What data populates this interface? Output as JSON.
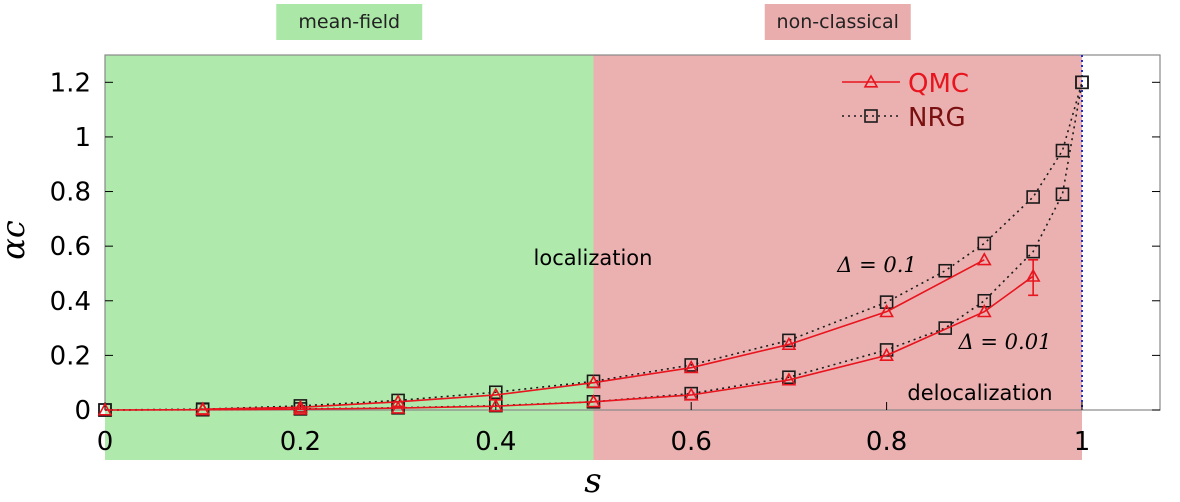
{
  "chart_data": {
    "type": "line",
    "xlabel": "s",
    "ylabel": "αc",
    "xlim": [
      0,
      1.1
    ],
    "ylim": [
      0,
      1.3
    ],
    "x_ticks": [
      "0",
      "0.2",
      "0.4",
      "0.6",
      "0.8",
      "1"
    ],
    "y_ticks": [
      "0",
      "0.2",
      "0.4",
      "0.6",
      "0.8",
      "1",
      "1.2"
    ],
    "grid": false,
    "legend_position": "top-right",
    "regions": [
      {
        "label": "mean-field",
        "x_range": [
          0,
          0.5
        ],
        "color": "#abe8a8"
      },
      {
        "label": "non-classical",
        "x_range": [
          0.5,
          1.0
        ],
        "color": "#eaadad"
      }
    ],
    "boundary_line_x": 1.0,
    "annotations": {
      "localization": "localization",
      "delocalization": "delocalization",
      "delta_high": "Δ = 0.1",
      "delta_low": "Δ = 0.01"
    },
    "series": [
      {
        "name": "QMC",
        "group": "Δ = 0.1",
        "style": "solid-triangle",
        "color": "#e8141e",
        "x": [
          0.1,
          0.2,
          0.3,
          0.4,
          0.5,
          0.6,
          0.7,
          0.8,
          0.9
        ],
        "y": [
          0.003,
          0.01,
          0.03,
          0.055,
          0.1,
          0.155,
          0.24,
          0.36,
          0.55
        ]
      },
      {
        "name": "QMC",
        "group": "Δ = 0.01",
        "style": "solid-triangle",
        "color": "#e8141e",
        "x": [
          0.0,
          0.1,
          0.2,
          0.3,
          0.4,
          0.5,
          0.6,
          0.7,
          0.8,
          0.9,
          0.95
        ],
        "y": [
          0.0,
          0.001,
          0.003,
          0.007,
          0.014,
          0.03,
          0.055,
          0.11,
          0.2,
          0.36,
          0.49
        ],
        "error_bar": {
          "x": 0.95,
          "low": 0.42,
          "high": 0.55
        }
      },
      {
        "name": "NRG",
        "group": "Δ = 0.1",
        "style": "dotted-square",
        "color": "#1a1a1a",
        "x": [
          0.0,
          0.1,
          0.2,
          0.3,
          0.4,
          0.5,
          0.6,
          0.7,
          0.8,
          0.86,
          0.9,
          0.95,
          0.98,
          1.0
        ],
        "y": [
          0.0,
          0.003,
          0.015,
          0.035,
          0.065,
          0.105,
          0.165,
          0.255,
          0.395,
          0.51,
          0.61,
          0.78,
          0.95,
          1.2
        ]
      },
      {
        "name": "NRG",
        "group": "Δ = 0.01",
        "style": "dotted-square",
        "color": "#1a1a1a",
        "x": [
          0.0,
          0.1,
          0.2,
          0.3,
          0.4,
          0.5,
          0.6,
          0.7,
          0.8,
          0.86,
          0.9,
          0.95,
          0.98,
          1.0
        ],
        "y": [
          0.0,
          0.001,
          0.004,
          0.008,
          0.016,
          0.03,
          0.06,
          0.12,
          0.22,
          0.3,
          0.4,
          0.58,
          0.79,
          1.2
        ]
      }
    ],
    "legend": [
      {
        "label": "QMC",
        "style": "solid-triangle",
        "color": "#e8141e"
      },
      {
        "label": "NRG",
        "style": "dotted-square",
        "color": "#1a1a1a"
      }
    ]
  }
}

·····

Given exercise
Extract the full listing exactly, with the pictures left out.

Reply
What data populates this interface? Output as JSON.
{
  "chart_data": {
    "type": "line",
    "xlabel": "s",
    "ylabel": "αc",
    "xlim": [
      0,
      1.1
    ],
    "ylim": [
      0,
      1.3
    ],
    "x_ticks": [
      "0",
      "0.2",
      "0.4",
      "0.6",
      "0.8",
      "1"
    ],
    "y_ticks": [
      "0",
      "0.2",
      "0.4",
      "0.6",
      "0.8",
      "1",
      "1.2"
    ],
    "grid": false,
    "legend_position": "top-right",
    "regions": [
      {
        "label": "mean-field",
        "x_range": [
          0,
          0.5
        ],
        "color": "#abe8a8"
      },
      {
        "label": "non-classical",
        "x_range": [
          0.5,
          1.0
        ],
        "color": "#eaadad"
      }
    ],
    "boundary_line_x": 1.0,
    "annotations": {
      "localization": "localization",
      "delocalization": "delocalization",
      "delta_high": "Δ = 0.1",
      "delta_low": "Δ = 0.01"
    },
    "series": [
      {
        "name": "QMC",
        "group": "Δ = 0.1",
        "style": "solid-triangle",
        "color": "#e8141e",
        "x": [
          0.1,
          0.2,
          0.3,
          0.4,
          0.5,
          0.6,
          0.7,
          0.8,
          0.9
        ],
        "y": [
          0.003,
          0.01,
          0.03,
          0.055,
          0.1,
          0.155,
          0.24,
          0.36,
          0.55
        ]
      },
      {
        "name": "QMC",
        "group": "Δ = 0.01",
        "style": "solid-triangle",
        "color": "#e8141e",
        "x": [
          0.0,
          0.1,
          0.2,
          0.3,
          0.4,
          0.5,
          0.6,
          0.7,
          0.8,
          0.9,
          0.95
        ],
        "y": [
          0.0,
          0.001,
          0.003,
          0.007,
          0.014,
          0.03,
          0.055,
          0.11,
          0.2,
          0.36,
          0.49
        ],
        "error_bar": {
          "x": 0.95,
          "low": 0.42,
          "high": 0.55
        }
      },
      {
        "name": "NRG",
        "group": "Δ = 0.1",
        "style": "dotted-square",
        "color": "#1a1a1a",
        "x": [
          0.0,
          0.1,
          0.2,
          0.3,
          0.4,
          0.5,
          0.6,
          0.7,
          0.8,
          0.86,
          0.9,
          0.95,
          0.98,
          1.0
        ],
        "y": [
          0.0,
          0.003,
          0.015,
          0.035,
          0.065,
          0.105,
          0.165,
          0.255,
          0.395,
          0.51,
          0.61,
          0.78,
          0.95,
          1.2
        ]
      },
      {
        "name": "NRG",
        "group": "Δ = 0.01",
        "style": "dotted-square",
        "color": "#1a1a1a",
        "x": [
          0.0,
          0.1,
          0.2,
          0.3,
          0.4,
          0.5,
          0.6,
          0.7,
          0.8,
          0.86,
          0.9,
          0.95,
          0.98,
          1.0
        ],
        "y": [
          0.0,
          0.001,
          0.004,
          0.008,
          0.016,
          0.03,
          0.06,
          0.12,
          0.22,
          0.3,
          0.4,
          0.58,
          0.79,
          1.2
        ]
      }
    ],
    "legend": [
      {
        "label": "QMC",
        "style": "solid-triangle",
        "color": "#e8141e"
      },
      {
        "label": "NRG",
        "style": "dotted-square",
        "color": "#1a1a1a"
      }
    ]
  }
}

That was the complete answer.